**EXERCISE BRIEF**
A faithful copy of all the data below, please; leave no line out.

**INFORMATION PROVIDED**
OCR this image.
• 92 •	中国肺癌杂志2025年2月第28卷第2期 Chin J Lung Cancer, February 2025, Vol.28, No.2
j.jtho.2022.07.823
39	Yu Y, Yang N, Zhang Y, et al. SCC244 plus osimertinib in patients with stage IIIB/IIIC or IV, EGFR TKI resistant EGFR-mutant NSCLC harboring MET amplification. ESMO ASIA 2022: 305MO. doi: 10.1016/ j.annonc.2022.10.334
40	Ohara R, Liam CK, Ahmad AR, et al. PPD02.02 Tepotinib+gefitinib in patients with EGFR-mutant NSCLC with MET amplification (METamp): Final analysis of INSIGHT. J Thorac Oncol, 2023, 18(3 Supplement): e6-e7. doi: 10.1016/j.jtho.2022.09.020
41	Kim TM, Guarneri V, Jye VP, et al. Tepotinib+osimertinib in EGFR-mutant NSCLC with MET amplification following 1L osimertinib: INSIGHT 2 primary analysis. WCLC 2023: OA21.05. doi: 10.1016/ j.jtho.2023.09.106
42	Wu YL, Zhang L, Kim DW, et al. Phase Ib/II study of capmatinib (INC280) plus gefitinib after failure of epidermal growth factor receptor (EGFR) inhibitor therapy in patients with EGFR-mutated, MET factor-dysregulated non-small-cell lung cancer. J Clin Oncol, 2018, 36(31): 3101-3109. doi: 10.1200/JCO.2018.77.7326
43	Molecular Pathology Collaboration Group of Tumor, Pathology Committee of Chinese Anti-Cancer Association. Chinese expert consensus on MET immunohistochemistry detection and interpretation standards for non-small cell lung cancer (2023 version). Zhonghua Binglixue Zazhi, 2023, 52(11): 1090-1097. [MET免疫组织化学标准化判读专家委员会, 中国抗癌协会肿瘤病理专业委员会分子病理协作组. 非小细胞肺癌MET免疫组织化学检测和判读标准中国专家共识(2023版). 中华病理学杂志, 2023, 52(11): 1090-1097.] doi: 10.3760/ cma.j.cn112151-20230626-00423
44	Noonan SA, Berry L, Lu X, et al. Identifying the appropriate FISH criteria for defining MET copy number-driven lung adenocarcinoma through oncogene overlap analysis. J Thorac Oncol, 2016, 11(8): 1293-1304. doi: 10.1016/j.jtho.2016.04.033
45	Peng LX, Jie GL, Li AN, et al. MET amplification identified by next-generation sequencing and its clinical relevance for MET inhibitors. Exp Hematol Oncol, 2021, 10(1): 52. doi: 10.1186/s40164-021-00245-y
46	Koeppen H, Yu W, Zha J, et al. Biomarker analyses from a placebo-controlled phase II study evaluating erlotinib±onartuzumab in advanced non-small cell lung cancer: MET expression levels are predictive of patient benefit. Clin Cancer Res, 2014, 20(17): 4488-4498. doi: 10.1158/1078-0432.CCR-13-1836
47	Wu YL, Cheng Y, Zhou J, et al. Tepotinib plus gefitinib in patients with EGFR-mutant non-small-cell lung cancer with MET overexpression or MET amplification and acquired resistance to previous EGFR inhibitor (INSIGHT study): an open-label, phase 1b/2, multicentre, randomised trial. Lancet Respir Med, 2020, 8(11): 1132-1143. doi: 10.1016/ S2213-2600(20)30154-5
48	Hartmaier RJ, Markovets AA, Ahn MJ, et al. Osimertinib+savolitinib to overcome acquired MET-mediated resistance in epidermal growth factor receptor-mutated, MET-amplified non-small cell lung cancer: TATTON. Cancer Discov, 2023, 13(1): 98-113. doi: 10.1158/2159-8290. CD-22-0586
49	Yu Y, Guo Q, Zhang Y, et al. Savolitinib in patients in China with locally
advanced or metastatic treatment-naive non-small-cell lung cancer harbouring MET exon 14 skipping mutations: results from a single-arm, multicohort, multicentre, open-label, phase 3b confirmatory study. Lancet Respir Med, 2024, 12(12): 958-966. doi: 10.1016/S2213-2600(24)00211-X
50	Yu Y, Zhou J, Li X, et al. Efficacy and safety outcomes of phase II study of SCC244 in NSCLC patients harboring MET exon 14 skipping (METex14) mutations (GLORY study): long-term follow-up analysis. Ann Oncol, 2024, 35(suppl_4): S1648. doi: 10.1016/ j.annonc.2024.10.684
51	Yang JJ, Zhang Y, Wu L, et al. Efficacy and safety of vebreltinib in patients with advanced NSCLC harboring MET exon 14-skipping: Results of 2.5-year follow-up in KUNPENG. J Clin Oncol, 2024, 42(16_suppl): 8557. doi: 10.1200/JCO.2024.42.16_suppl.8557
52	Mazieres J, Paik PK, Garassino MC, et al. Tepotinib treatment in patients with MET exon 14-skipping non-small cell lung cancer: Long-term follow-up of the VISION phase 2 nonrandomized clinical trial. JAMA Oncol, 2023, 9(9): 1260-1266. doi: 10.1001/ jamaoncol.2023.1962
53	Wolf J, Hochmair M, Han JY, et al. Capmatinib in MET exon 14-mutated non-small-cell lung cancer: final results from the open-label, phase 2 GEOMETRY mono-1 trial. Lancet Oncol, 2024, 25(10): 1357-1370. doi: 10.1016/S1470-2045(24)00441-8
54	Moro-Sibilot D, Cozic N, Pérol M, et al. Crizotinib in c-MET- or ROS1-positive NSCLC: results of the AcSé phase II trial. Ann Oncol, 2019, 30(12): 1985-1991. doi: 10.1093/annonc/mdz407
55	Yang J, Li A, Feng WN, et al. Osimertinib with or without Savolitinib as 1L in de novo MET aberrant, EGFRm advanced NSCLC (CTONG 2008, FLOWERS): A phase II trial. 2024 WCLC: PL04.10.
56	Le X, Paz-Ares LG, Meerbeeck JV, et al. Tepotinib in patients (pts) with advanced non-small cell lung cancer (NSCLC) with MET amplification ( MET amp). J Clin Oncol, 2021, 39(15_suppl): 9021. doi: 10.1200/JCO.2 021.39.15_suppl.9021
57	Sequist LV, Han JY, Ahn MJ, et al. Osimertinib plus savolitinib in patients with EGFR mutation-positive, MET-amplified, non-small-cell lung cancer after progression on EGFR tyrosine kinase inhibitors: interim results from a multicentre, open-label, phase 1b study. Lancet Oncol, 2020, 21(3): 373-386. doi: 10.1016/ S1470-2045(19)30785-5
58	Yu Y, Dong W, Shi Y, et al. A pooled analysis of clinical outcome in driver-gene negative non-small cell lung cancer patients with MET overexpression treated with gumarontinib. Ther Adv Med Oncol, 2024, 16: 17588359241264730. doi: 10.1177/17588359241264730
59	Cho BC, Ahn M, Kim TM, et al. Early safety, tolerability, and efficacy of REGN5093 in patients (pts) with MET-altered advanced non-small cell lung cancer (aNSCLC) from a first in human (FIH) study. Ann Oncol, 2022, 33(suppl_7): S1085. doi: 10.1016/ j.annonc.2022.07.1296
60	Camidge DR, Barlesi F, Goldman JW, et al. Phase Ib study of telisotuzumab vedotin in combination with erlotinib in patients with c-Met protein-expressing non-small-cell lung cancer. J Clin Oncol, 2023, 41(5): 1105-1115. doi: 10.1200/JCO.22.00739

**RESPONSE BELOW**
OCR this image.
• 92 •	中国肺癌杂志2025年2月第28卷第2期 Chin J Lung Cancer, February 2025, Vol.28, No.2
j.jtho.2022.07.823
39	Yu Y, Yang N, Zhang Y, et al. SCC244 plus osimertinib in patients with stage IIIB/IIIC or IV, EGFR TKI resistant EGFR-mutant NSCLC harboring MET amplification. ESMO ASIA 2022: 305MO. doi: 10.1016/ j.annonc.2022.10.334
40	Ohara R, Liam CK, Ahmad AR, et al. PPD02.02 Tepotinib+gefitinib in patients with EGFR-mutant NSCLC with MET amplification (METamp): Final analysis of INSIGHT. J Thorac Oncol, 2023, 18(3 Supplement): e6-e7. doi: 10.1016/j.jtho.2022.09.020
41	Kim TM, Guarneri V, Jye VP, et al. Tepotinib+osimertinib in EGFR-mutant NSCLC with MET amplification following 1L osimertinib: INSIGHT 2 primary analysis. WCLC 2023: OA21.05. doi: 10.1016/ j.jtho.2023.09.106
42	Wu YL, Zhang L, Kim DW, et al. Phase Ib/II study of capmatinib (INC280) plus gefitinib after failure of epidermal growth factor receptor (EGFR) inhibitor therapy in patients with EGFR-mutated, MET factor-dysregulated non-small-cell lung cancer. J Clin Oncol, 2018, 36(31): 3101-3109. doi: 10.1200/JCO.2018.77.7326
43	Molecular Pathology Collaboration Group of Tumor, Pathology Committee of Chinese Anti-Cancer Association. Chinese expert consensus on MET immunohistochemistry detection and interpretation standards for non-small cell lung cancer (2023 version). Zhonghua Binglixue Zazhi, 2023, 52(11): 1090-1097. [MET免疫组织化学标准化判读专家委员会, 中国抗癌协会肿瘤病理专业委员会分子病理协作组. 非小细胞肺癌MET免疫组织化学检测和判读标准中国专家共识(2023版). 中华病理学杂志, 2023, 52(11): 1090-1097.] doi: 10.3760/ cma.j.cn112151-20230626-00423
44	Noonan SA, Berry L, Lu X, et al. Identifying the appropriate FISH criteria for defining MET copy number-driven lung adenocarcinoma through oncogene overlap analysis. J Thorac Oncol, 2016, 11(8): 1293-1304. doi: 10.1016/j.jtho.2016.04.033
45	Peng LX, Jie GL, Li AN, et al. MET amplification identified by next-generation sequencing and its clinical relevance for MET inhibitors. Exp Hematol Oncol, 2021, 10(1): 52. doi: 10.1186/s40164-021-00245-y
46	Koeppen H, Yu W, Zha J, et al. Biomarker analyses from a placebo-controlled phase II study evaluating erlotinib±onartuzumab in advanced non-small cell lung cancer: MET expression levels are predictive of patient benefit. Clin Cancer Res, 2014, 20(17): 4488-4498. doi: 10.1158/1078-0432.CCR-13-1836
47	Wu YL, Cheng Y, Zhou J, et al. Tepotinib plus gefitinib in patients with EGFR-mutant non-small-cell lung cancer with MET overexpression or MET amplification and acquired resistance to previous EGFR inhibitor (INSIGHT study): an open-label, phase 1b/2, multicentre, randomised trial. Lancet Respir Med, 2020, 8(11): 1132-1143. doi: 10.1016/ S2213-2600(20)30154-5
48	Hartmaier RJ, Markovets AA, Ahn MJ, et al. Osimertinib+savolitinib to overcome acquired MET-mediated resistance in epidermal growth factor receptor-mutated, MET-amplified non-small cell lung cancer: TATTON. Cancer Discov, 2023, 13(1): 98-113. doi: 10.1158/2159-8290. CD-22-0586
49	Yu Y, Guo Q, Zhang Y, et al. Savolitinib in patients in China with locally
advanced or metastatic treatment-naive non-small-cell lung cancer harbouring MET exon 14 skipping mutations: results from a single-arm, multicohort, multicentre, open-label, phase 3b confirmatory study. Lancet Respir Med, 2024, 12(12): 958-966. doi: 10.1016/S2213-2600(24)00211-X
50	Yu Y, Zhou J, Li X, et al. Efficacy and safety outcomes of phase II study of SCC244 in NSCLC patients harboring MET exon 14 skipping (METex14) mutations (GLORY study): long-term follow-up analysis. Ann Oncol, 2024, 35(suppl_4): S1648. doi: 10.1016/ j.annonc.2024.10.684
51	Yang JJ, Zhang Y, Wu L, et al. Efficacy and safety of vebreltinib in patients with advanced NSCLC harboring MET exon 14-skipping: Results of 2.5-year follow-up in KUNPENG. J Clin Oncol, 2024, 42(16_suppl): 8557. doi: 10.1200/JCO.2024.42.16_suppl.8557
52	Mazieres J, Paik PK, Garassino MC, et al. Tepotinib treatment in patients with MET exon 14-skipping non-small cell lung cancer: Long-term follow-up of the VISION phase 2 nonrandomized clinical trial. JAMA Oncol, 2023, 9(9): 1260-1266. doi: 10.1001/ jamaoncol.2023.1962
53	Wolf J, Hochmair M, Han JY, et al. Capmatinib in MET exon 14-mutated non-small-cell lung cancer: final results from the open-label, phase 2 GEOMETRY mono-1 trial. Lancet Oncol, 2024, 25(10): 1357-1370. doi: 10.1016/S1470-2045(24)00441-8
54	Moro-Sibilot D, Cozic N, Pérol M, et al. Crizotinib in c-MET- or ROS1-positive NSCLC: results of the AcSé phase II trial. Ann Oncol, 2019, 30(12): 1985-1991. doi: 10.1093/annonc/mdz407
55	Yang J, Li A, Feng WN, et al. Osimertinib with or without Savolitinib as 1L in de novo MET aberrant, EGFRm advanced NSCLC (CTONG 2008, FLOWERS): A phase II trial. 2024 WCLC: PL04.10.
56	Le X, Paz-Ares LG, Meerbeeck JV, et al. Tepotinib in patients (pts) with advanced non-small cell lung cancer (NSCLC) with MET amplification ( MET amp). J Clin Oncol, 2021, 39(15_suppl): 9021. doi: 10.1200/JCO.2 021.39.15_suppl.9021
57	Sequist LV, Han JY, Ahn MJ, et al. Osimertinib plus savolitinib in patients with EGFR mutation-positive, MET-amplified, non-small-cell lung cancer after progression on EGFR tyrosine kinase inhibitors: interim results from a multicentre, open-label, phase 1b study. Lancet Oncol, 2020, 21(3): 373-386. doi: 10.1016/ S1470-2045(19)30785-5
58	Yu Y, Dong W, Shi Y, et al. A pooled analysis of clinical outcome in driver-gene negative non-small cell lung cancer patients with MET overexpression treated with gumarontinib. Ther Adv Med Oncol, 2024, 16: 17588359241264730. doi: 10.1177/17588359241264730
59	Cho BC, Ahn M, Kim TM, et al. Early safety, tolerability, and efficacy of REGN5093 in patients (pts) with MET-altered advanced non-small cell lung cancer (aNSCLC) from a first in human (FIH) study. Ann Oncol, 2022, 33(suppl_7): S1085. doi: 10.1016/ j.annonc.2022.07.1296
60	Camidge DR, Barlesi F, Goldman JW, et al. Phase Ib study of telisotuzumab vedotin in combination with erlotinib in patients with c-Met protein-expressing non-small-cell lung cancer. J Clin Oncol, 2023, 41(5): 1105-1115. doi: 10.1200/JCO.22.00739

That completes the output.